Reading text -
▼▼▼

Decomposing momentum scales in the Hubbard Model: From Hatsugai-Kohmoto to Aubry-André

We start from the Hubbard model in arbitrary dimension and with any number of hoppings $z$, each indexed by $a$:

$$H=\sum_{\mathbf{i}}\sum_{\sigma}\sum_{a=1}^{z}t^{a}_{\mathbf{i},\mathbf{i}+\mathbf{r}_{a}}c^{\dagger}_{\mathbf{i},\sigma}c_{\mathbf{i+r_{a}},\sigma}+h.c.+U\sum_{\mathbf{i}}n_{\mathbf{i},\uparrow}n_{\mathbf{i},\downarrow},$$

(1)

with $\mathbf{r}_{a}$ a Bravais lattice vector denoting the separation for the $a$-th hopping. Transforming into momentum space, we can write the Hamiltonian as

$$H=\sum_{\mathbf{k}}g(\mathbf{k})c_{\bm{k},\sigma}c_{\bm{k},\sigma}+\frac{U}{N}\sum_{\mathbf{k_{1}},\mathbf{k_{2}},\mathbf{q}}c^{\dagger}_{\bm{k_{1}+q},\uparrow}c_{\bm{k_{1}},\uparrow}c^{\dagger}_{\bm{k_{2}-q},\downarrow}c_{\bm{k_{2}},\downarrow},$$

(2)

▲▲▲

Aim 1 - List every model named in the heading and body of the Hubbard model excerpt.
Aim 2 -
Answer these about the Hubbard model excerpt.
(a) How many hoppings may the starting model have, and what indexes them?
(b) What does $\mathbf{r}_{a}$ denote?
(c) What factor multiplies the interaction sum in equation (2)?

Available data -
▼▼▼

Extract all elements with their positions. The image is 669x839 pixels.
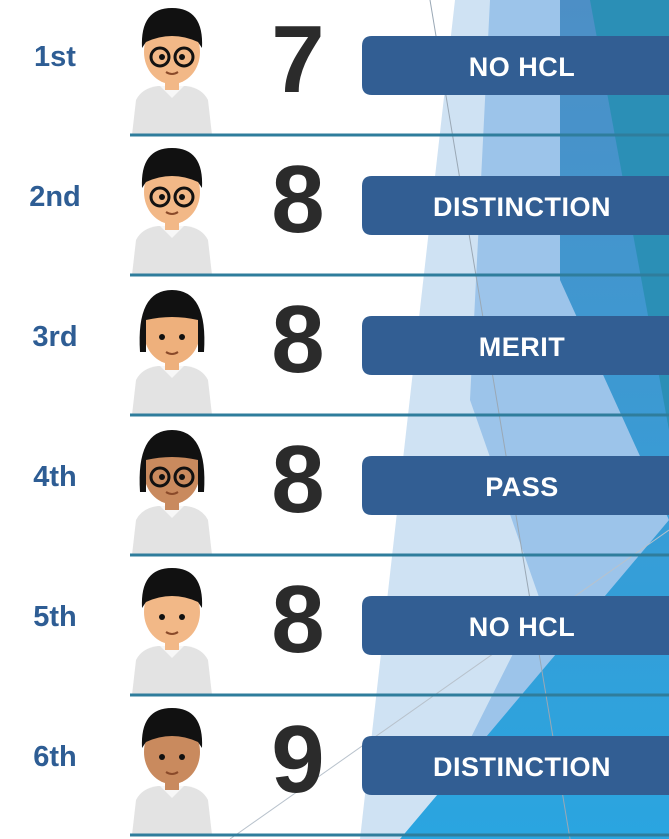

▲▲▲

Exercise solution 1 -
Hubbard model
Hatsugai-Kohmoto
Aubry-André

Exercise solution 2 -
(a) Any number $z$ of hoppings, each indexed by $a$.
(b) A Bravais lattice vector denoting the separation for the $a$-th hopping.
(c) $U/N$.